■ TASK GOAL ■
In the listing below, locate the lines that hold the string "很高兴能与你们". Copy those lines.

■ GIVEN DATA ■

☆ ☆ ☆ ☆ ☆

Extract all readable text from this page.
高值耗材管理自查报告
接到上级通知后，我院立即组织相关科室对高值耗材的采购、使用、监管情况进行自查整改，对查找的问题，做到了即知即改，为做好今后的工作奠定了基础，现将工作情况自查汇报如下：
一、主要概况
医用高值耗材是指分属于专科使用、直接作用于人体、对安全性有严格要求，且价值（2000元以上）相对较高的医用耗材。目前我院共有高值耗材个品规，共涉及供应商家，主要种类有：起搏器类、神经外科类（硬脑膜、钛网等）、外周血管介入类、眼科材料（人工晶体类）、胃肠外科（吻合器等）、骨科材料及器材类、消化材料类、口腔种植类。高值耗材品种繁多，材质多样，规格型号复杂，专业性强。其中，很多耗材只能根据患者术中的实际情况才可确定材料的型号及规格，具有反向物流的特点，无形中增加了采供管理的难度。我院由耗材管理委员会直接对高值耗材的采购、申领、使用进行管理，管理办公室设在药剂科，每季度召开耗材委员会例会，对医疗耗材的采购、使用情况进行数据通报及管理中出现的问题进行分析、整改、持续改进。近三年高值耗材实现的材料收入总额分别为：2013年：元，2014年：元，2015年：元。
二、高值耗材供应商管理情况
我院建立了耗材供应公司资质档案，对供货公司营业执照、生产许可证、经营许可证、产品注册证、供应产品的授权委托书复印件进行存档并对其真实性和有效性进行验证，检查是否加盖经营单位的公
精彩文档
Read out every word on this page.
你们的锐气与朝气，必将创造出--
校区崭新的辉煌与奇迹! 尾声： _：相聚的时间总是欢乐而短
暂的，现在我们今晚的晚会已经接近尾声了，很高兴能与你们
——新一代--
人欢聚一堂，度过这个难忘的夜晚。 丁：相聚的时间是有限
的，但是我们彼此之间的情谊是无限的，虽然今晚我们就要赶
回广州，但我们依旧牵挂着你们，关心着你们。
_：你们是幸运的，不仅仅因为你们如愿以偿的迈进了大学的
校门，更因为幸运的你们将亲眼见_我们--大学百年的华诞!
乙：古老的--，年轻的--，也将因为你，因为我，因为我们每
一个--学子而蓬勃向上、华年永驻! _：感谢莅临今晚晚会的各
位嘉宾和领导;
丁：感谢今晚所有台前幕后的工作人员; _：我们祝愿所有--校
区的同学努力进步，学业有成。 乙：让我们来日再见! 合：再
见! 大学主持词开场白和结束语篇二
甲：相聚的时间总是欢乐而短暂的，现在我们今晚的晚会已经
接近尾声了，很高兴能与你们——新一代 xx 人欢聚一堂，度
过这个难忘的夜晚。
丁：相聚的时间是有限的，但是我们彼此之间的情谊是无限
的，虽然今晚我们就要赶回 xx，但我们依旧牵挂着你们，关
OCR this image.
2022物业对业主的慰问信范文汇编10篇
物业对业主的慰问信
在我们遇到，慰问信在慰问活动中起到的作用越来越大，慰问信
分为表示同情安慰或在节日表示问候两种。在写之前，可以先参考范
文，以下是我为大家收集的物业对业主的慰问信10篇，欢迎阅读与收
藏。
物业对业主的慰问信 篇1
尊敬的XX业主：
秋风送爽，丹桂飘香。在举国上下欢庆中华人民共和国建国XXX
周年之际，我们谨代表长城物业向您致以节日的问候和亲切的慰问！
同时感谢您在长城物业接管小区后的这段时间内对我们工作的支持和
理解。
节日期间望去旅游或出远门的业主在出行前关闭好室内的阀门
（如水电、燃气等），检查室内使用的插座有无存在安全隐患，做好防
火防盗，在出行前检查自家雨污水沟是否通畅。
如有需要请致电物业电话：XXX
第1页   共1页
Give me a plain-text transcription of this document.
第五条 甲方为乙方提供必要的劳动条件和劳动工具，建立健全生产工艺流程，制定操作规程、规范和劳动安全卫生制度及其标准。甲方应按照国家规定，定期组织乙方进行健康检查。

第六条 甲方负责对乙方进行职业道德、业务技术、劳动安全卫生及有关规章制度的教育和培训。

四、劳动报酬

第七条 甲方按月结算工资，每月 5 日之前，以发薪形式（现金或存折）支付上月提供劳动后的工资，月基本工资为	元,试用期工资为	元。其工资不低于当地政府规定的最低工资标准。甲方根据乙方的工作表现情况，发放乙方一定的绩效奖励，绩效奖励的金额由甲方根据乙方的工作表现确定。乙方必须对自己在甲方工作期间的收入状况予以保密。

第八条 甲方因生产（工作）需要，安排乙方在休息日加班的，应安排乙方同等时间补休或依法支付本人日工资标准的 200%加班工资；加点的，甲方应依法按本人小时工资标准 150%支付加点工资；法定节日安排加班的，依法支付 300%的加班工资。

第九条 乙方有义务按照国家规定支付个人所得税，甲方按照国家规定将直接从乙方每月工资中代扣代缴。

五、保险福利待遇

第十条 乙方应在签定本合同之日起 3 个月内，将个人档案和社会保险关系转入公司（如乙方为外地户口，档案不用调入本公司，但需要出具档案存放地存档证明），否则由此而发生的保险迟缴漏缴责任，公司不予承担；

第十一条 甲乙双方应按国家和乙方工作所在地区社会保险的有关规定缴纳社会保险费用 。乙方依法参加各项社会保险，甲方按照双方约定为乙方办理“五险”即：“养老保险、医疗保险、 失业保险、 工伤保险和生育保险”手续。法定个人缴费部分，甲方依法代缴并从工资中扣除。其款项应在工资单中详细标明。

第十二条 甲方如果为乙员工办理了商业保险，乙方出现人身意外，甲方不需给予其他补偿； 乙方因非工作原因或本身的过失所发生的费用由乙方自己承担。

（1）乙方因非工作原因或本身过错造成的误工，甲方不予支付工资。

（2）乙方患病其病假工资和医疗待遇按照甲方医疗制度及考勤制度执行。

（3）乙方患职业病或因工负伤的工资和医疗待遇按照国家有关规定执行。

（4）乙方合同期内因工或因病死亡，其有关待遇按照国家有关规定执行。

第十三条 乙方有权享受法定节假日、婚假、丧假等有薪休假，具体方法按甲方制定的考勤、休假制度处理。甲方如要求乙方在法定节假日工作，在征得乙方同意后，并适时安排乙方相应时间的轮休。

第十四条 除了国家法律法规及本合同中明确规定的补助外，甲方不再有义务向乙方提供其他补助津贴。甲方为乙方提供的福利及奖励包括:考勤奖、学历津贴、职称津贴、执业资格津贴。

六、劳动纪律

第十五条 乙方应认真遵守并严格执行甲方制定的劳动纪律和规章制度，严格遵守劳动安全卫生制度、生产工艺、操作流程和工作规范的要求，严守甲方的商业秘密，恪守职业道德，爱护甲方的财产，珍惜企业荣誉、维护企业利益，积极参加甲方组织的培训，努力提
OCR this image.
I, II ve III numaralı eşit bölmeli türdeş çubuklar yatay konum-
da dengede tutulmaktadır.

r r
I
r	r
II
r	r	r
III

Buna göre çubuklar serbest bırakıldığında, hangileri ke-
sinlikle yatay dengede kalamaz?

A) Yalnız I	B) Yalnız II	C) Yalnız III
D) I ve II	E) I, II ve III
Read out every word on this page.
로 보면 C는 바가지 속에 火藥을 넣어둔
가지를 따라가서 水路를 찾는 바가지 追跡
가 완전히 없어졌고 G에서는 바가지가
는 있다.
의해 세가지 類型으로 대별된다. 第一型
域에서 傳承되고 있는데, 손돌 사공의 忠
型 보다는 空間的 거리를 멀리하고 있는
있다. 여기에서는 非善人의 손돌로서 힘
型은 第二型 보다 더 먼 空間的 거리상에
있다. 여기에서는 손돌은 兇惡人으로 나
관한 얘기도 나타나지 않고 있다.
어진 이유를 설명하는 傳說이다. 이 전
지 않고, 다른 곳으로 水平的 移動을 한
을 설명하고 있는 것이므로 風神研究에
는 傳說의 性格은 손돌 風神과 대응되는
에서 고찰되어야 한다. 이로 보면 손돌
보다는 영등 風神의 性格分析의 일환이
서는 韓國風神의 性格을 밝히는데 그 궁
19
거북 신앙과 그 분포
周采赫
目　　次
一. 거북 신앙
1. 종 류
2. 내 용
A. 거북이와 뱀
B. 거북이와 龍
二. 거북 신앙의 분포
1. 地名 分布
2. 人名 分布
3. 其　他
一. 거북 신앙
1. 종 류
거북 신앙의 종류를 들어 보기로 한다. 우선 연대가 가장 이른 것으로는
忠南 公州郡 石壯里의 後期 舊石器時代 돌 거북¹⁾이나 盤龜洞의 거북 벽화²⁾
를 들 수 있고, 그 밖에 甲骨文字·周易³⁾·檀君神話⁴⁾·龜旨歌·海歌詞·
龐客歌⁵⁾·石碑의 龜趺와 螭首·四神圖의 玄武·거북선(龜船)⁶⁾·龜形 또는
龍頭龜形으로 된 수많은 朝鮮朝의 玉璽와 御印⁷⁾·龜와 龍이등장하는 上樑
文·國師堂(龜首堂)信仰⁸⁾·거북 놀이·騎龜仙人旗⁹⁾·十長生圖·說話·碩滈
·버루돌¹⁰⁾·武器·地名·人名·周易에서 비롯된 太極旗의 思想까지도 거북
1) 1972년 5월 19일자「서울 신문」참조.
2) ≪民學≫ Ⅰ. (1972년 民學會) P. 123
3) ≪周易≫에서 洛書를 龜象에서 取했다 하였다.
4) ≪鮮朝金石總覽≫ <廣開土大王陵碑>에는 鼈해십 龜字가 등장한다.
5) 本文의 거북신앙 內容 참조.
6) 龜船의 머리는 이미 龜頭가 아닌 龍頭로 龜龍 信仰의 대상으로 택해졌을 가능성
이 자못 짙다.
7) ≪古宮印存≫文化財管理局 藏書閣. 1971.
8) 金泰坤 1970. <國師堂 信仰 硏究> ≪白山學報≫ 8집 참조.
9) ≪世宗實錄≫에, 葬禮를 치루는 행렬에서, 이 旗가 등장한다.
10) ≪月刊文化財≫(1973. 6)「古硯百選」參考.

☆ ☆ ☆ ☆ ☆

■ FULL OUTPUT ■
暂的，现在我们今晚的晚会已经接近尾声了，很高兴能与你们
接近尾声了，很高兴能与你们——新一代 xx 人欢聚一堂，度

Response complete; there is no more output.